◆ What you have to do
Return all lines in the material below that contain "stats".

Extracted records:
□ □ □ □

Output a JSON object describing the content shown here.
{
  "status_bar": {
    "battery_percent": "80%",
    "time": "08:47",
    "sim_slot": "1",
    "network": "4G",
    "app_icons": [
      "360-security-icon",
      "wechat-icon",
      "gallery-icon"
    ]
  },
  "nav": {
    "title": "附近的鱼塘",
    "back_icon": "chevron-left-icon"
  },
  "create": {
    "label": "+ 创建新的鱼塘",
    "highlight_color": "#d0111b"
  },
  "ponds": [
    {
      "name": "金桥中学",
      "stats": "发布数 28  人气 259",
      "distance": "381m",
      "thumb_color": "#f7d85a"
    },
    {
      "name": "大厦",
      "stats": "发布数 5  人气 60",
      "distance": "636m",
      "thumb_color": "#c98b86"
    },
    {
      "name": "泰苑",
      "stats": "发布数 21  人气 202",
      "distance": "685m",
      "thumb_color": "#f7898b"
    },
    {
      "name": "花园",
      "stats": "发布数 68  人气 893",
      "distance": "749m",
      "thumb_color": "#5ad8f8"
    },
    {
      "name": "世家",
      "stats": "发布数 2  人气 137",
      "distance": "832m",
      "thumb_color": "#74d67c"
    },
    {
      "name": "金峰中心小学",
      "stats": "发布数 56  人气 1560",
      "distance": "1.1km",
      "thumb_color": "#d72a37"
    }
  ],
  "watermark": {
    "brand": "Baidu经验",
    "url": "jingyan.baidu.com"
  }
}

□ □ □ □

◆ Complete response
      "stats": "发布数 28  人气 259",
      "stats": "发布数 5  人气 60",
      "stats": "发布数 21  人气 202",
      "stats": "发布数 68  人气 893",
      "stats": "发布数 2  人气 137",
      "stats": "发布数 56  人气 1560",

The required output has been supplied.